### Task directions
From the line that includes "Give me the" to the last line of the records, inclusive, repeat each line exactly.

------ Provided information

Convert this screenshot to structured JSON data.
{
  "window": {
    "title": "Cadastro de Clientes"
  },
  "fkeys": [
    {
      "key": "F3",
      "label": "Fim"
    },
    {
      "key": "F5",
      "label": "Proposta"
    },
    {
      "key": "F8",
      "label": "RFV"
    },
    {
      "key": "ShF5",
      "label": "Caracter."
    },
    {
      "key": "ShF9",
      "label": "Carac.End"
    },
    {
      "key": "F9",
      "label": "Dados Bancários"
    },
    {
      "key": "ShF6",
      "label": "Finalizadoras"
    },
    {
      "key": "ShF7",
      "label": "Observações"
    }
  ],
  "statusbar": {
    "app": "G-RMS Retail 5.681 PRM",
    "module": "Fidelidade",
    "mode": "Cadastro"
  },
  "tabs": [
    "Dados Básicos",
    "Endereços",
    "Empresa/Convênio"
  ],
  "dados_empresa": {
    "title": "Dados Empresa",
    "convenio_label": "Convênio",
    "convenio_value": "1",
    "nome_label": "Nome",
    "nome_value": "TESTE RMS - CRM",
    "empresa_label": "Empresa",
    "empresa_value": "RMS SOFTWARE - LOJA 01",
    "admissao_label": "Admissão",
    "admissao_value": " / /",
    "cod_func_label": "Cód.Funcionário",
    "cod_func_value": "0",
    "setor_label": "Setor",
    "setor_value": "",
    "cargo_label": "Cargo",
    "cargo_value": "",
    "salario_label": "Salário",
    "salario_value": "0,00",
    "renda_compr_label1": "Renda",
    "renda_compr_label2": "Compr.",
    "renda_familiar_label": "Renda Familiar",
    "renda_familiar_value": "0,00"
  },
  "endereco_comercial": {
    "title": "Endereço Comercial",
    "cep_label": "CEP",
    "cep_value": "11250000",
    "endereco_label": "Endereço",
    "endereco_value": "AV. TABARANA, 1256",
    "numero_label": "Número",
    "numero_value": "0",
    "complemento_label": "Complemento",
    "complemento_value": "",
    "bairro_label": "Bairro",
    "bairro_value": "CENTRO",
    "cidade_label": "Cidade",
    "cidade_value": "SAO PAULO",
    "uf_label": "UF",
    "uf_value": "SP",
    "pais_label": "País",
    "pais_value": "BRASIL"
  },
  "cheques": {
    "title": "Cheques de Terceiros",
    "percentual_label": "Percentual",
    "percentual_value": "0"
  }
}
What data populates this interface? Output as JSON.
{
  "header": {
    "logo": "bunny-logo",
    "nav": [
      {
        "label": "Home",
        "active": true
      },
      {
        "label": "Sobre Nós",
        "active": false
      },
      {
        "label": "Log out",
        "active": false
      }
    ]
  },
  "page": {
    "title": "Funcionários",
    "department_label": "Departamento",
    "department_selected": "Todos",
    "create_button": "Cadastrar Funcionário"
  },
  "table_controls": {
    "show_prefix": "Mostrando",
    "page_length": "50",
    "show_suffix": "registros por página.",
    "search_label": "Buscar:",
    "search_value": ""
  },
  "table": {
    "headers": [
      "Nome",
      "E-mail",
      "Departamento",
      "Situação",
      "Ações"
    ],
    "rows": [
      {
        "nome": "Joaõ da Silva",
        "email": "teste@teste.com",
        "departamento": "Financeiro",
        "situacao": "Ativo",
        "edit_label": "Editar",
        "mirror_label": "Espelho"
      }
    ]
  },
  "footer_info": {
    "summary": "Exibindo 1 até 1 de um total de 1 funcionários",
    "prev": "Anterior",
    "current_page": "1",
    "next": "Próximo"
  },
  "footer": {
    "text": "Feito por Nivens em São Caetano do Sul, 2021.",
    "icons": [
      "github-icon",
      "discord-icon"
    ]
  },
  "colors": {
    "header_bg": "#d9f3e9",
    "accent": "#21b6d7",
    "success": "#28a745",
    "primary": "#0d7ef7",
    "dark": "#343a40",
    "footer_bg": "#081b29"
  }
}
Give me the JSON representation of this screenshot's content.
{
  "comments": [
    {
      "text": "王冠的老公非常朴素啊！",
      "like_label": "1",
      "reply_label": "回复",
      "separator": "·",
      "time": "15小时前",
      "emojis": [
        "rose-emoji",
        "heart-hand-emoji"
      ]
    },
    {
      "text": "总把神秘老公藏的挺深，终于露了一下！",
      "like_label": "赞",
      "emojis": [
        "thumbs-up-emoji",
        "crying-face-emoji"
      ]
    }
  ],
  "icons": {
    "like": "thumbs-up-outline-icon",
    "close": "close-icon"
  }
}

------------

### Response to this task
Give me the JSON representation of this screenshot's content.
{
  "comments": [
    {
      "text": "王冠的老公非常朴素啊！",
      "like_label": "1",
      "reply_label": "回复",
      "separator": "·",
      "time": "15小时前",
      "emojis": [
        "rose-emoji",
        "heart-hand-emoji"
      ]
    },
    {
      "text": "总把神秘老公藏的挺深，终于露了一下！",
      "like_label": "赞",
      "emojis": [
        "thumbs-up-emoji",
        "crying-face-emoji"
      ]
    }
  ],
  "icons": {
    "like": "thumbs-up-outline-icon",
    "close": "close-icon"
  }
}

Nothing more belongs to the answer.